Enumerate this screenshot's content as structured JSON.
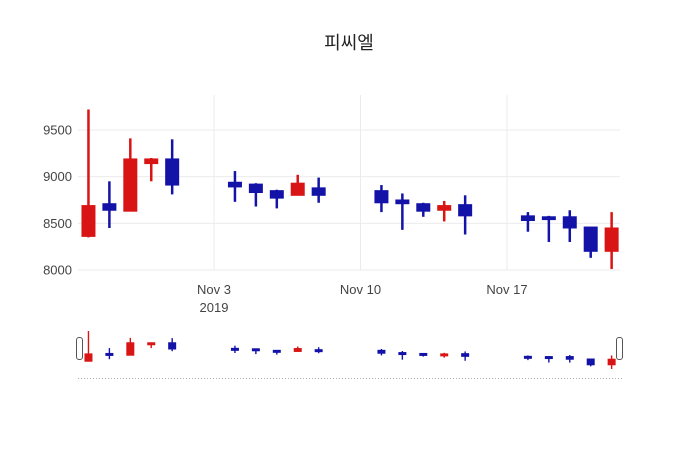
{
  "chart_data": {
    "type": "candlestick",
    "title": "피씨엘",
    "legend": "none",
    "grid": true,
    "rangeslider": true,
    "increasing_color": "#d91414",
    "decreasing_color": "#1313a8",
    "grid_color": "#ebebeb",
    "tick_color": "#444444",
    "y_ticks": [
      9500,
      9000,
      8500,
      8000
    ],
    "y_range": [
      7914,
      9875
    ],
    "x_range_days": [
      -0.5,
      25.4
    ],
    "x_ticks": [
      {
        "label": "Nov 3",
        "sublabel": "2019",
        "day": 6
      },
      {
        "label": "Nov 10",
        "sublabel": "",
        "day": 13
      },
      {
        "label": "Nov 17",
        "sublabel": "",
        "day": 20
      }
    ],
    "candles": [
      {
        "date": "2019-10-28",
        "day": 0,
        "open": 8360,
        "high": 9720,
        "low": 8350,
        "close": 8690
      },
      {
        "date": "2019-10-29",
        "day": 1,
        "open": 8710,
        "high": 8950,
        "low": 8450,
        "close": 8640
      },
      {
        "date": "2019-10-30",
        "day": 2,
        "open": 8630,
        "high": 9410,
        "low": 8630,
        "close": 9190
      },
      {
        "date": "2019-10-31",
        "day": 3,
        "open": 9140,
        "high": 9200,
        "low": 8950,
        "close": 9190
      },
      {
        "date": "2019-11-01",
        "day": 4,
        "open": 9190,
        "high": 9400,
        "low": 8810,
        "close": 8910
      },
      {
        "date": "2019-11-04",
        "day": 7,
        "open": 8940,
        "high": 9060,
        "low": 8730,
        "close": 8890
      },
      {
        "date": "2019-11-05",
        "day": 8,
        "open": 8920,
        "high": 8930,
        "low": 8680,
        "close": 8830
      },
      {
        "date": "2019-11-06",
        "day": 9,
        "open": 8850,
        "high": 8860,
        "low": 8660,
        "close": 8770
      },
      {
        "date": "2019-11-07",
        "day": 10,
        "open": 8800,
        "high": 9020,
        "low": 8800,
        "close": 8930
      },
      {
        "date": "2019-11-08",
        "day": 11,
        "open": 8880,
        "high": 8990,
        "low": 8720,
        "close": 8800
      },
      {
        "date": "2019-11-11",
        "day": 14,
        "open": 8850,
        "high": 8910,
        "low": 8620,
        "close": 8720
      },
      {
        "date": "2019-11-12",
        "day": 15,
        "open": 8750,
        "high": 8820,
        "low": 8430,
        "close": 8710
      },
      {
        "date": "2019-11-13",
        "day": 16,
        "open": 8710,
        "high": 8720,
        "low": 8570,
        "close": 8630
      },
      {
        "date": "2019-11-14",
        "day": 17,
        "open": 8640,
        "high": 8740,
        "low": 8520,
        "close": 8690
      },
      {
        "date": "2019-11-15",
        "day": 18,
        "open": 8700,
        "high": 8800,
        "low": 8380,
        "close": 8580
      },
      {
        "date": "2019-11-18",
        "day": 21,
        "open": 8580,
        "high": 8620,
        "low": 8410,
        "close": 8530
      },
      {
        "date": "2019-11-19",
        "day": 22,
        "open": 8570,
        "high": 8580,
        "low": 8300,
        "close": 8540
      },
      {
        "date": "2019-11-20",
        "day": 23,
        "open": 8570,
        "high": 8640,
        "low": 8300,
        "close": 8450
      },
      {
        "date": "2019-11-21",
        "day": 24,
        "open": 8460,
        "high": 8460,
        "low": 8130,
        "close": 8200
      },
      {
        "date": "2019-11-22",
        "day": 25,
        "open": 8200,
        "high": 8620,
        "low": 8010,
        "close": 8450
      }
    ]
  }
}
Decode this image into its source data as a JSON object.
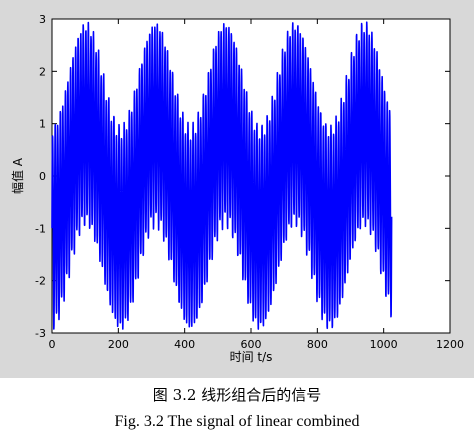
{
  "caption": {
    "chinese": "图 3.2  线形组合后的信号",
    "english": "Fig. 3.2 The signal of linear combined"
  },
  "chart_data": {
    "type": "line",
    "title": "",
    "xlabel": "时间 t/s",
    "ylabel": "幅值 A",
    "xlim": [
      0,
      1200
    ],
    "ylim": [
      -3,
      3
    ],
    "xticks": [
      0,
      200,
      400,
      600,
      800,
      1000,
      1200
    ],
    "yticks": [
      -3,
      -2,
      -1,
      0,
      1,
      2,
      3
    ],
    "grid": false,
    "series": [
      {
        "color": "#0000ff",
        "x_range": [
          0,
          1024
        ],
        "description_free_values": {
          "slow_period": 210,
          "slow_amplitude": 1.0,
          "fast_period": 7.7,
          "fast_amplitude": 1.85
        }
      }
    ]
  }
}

Work to do: Reproduce all entries without any change, and omit the pictures.

Solution for this exercise:
Enumerate this screenshot's content as structured JSON.
{
  "chart_data": {
    "type": "candlestick",
    "title": "피씨엘",
    "legend": "none",
    "grid": true,
    "rangeslider": true,
    "increasing_color": "#d91414",
    "decreasing_color": "#1313a8",
    "grid_color": "#ebebeb",
    "tick_color": "#444444",
    "y_ticks": [
      9500,
      9000,
      8500,
      8000
    ],
    "y_range": [
      7914,
      9875
    ],
    "x_range_days": [
      -0.5,
      25.4
    ],
    "x_ticks": [
      {
        "label": "Nov 3",
        "sublabel": "2019",
        "day": 6
      },
      {
        "label": "Nov 10",
        "sublabel": "",
        "day": 13
      },
      {
        "label": "Nov 17",
        "sublabel": "",
        "day": 20
      }
    ],
    "candles": [
      {
        "date": "2019-10-28",
        "day": 0,
        "open": 8360,
        "high": 9720,
        "low": 8350,
        "close": 8690
      },
      {
        "date": "2019-10-29",
        "day": 1,
        "open": 8710,
        "high": 8950,
        "low": 8450,
        "close": 8640
      },
      {
        "date": "2019-10-30",
        "day": 2,
        "open": 8630,
        "high": 9410,
        "low": 8630,
        "close": 9190
      },
      {
        "date": "2019-10-31",
        "day": 3,
        "open": 9140,
        "high": 9200,
        "low": 8950,
        "close": 9190
      },
      {
        "date": "2019-11-01",
        "day": 4,
        "open": 9190,
        "high": 9400,
        "low": 8810,
        "close": 8910
      },
      {
        "date": "2019-11-04",
        "day": 7,
        "open": 8940,
        "high": 9060,
        "low": 8730,
        "close": 8890
      },
      {
        "date": "2019-11-05",
        "day": 8,
        "open": 8920,
        "high": 8930,
        "low": 8680,
        "close": 8830
      },
      {
        "date": "2019-11-06",
        "day": 9,
        "open": 8850,
        "high": 8860,
        "low": 8660,
        "close": 8770
      },
      {
        "date": "2019-11-07",
        "day": 10,
        "open": 8800,
        "high": 9020,
        "low": 8800,
        "close": 8930
      },
      {
        "date": "2019-11-08",
        "day": 11,
        "open": 8880,
        "high": 8990,
        "low": 8720,
        "close": 8800
      },
      {
        "date": "2019-11-11",
        "day": 14,
        "open": 8850,
        "high": 8910,
        "low": 8620,
        "close": 8720
      },
      {
        "date": "2019-11-12",
        "day": 15,
        "open": 8750,
        "high": 8820,
        "low": 8430,
        "close": 8710
      },
      {
        "date": "2019-11-13",
        "day": 16,
        "open": 8710,
        "high": 8720,
        "low": 8570,
        "close": 8630
      },
      {
        "date": "2019-11-14",
        "day": 17,
        "open": 8640,
        "high": 8740,
        "low": 8520,
        "close": 8690
      },
      {
        "date": "2019-11-15",
        "day": 18,
        "open": 8700,
        "high": 8800,
        "low": 8380,
        "close": 8580
      },
      {
        "date": "2019-11-18",
        "day": 21,
        "open": 8580,
        "high": 8620,
        "low": 8410,
        "close": 8530
      },
      {
        "date": "2019-11-19",
        "day": 22,
        "open": 8570,
        "high": 8580,
        "low": 8300,
        "close": 8540
      },
      {
        "date": "2019-11-20",
        "day": 23,
        "open": 8570,
        "high": 8640,
        "low": 8300,
        "close": 8450
      },
      {
        "date": "2019-11-21",
        "day": 24,
        "open": 8460,
        "high": 8460,
        "low": 8130,
        "close": 8200
      },
      {
        "date": "2019-11-22",
        "day": 25,
        "open": 8200,
        "high": 8620,
        "low": 8010,
        "close": 8450
      }
    ]
  }
}
Decode this image into its source data as a JSON object.
{
  "caption": {
    "chinese": "图 3.2  线形组合后的信号",
    "english": "Fig. 3.2 The signal of linear combined"
  },
  "chart_data": {
    "type": "line",
    "title": "",
    "xlabel": "时间 t/s",
    "ylabel": "幅值 A",
    "xlim": [
      0,
      1200
    ],
    "ylim": [
      -3,
      3
    ],
    "xticks": [
      0,
      200,
      400,
      600,
      800,
      1000,
      1200
    ],
    "yticks": [
      -3,
      -2,
      -1,
      0,
      1,
      2,
      3
    ],
    "grid": false,
    "series": [
      {
        "color": "#0000ff",
        "x_range": [
          0,
          1024
        ],
        "description_free_values": {
          "slow_period": 210,
          "slow_amplitude": 1.0,
          "fast_period": 7.7,
          "fast_amplitude": 1.85
        }
      }
    ]
  }
}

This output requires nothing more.